● PROBLEM TO SOLVE
Translate this sentence from the config classes overview into Spanish: "The config classes provide a way to store some application configuration information."

··· PROVIDED PASSAGE ···

This overview briefly describes what the config classes are and what they are for. All the details about how to use them may be found in the description of the wx.ConfigBase class and the documentation of the file, registry and INI file based implementations mentions all the features/limitations specific to each one of these versions.
The config classes provide a way to store some application configuration information. They were especially designed for this usage and, although may probably be used for many other things as well, should be limited to it. It means that this information should be:
Typed, i.e. strings or numbers for the moment. You cannot store binary data, for example.
Small. For instance, it is not recommended to use the Windows registry for amounts of data more than a couple of kilobytes.
Not performance critical, neither from speed nor from a memory consumption point of view.
On the other hand, the features provided make them very useful for storing all kinds of small to medium volumes of hierarchically-organized, heterogeneous data. In short, this is a place where you can conveniently stuff all your data (numbers and strings) organizing it in a tree where you use the filesystem-like paths to specify the location of a piece of data. In particular, these classes were designed to be as easy to use as possible.

··· DATA SECTION ···

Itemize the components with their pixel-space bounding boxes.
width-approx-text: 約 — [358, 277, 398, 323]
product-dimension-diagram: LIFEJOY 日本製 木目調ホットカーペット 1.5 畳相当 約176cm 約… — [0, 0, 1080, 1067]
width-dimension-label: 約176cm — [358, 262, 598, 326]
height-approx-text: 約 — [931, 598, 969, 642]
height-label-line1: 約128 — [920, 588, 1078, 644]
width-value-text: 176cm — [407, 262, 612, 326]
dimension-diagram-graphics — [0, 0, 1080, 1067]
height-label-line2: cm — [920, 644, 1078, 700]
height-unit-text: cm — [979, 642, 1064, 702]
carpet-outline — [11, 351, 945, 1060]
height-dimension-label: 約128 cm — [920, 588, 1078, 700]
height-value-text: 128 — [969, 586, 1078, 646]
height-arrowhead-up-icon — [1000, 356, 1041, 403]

···

● FINISHED EXERCISE
Las clases de configuración proporcionan una forma de almacenar cierta información de configuración de la aplicación.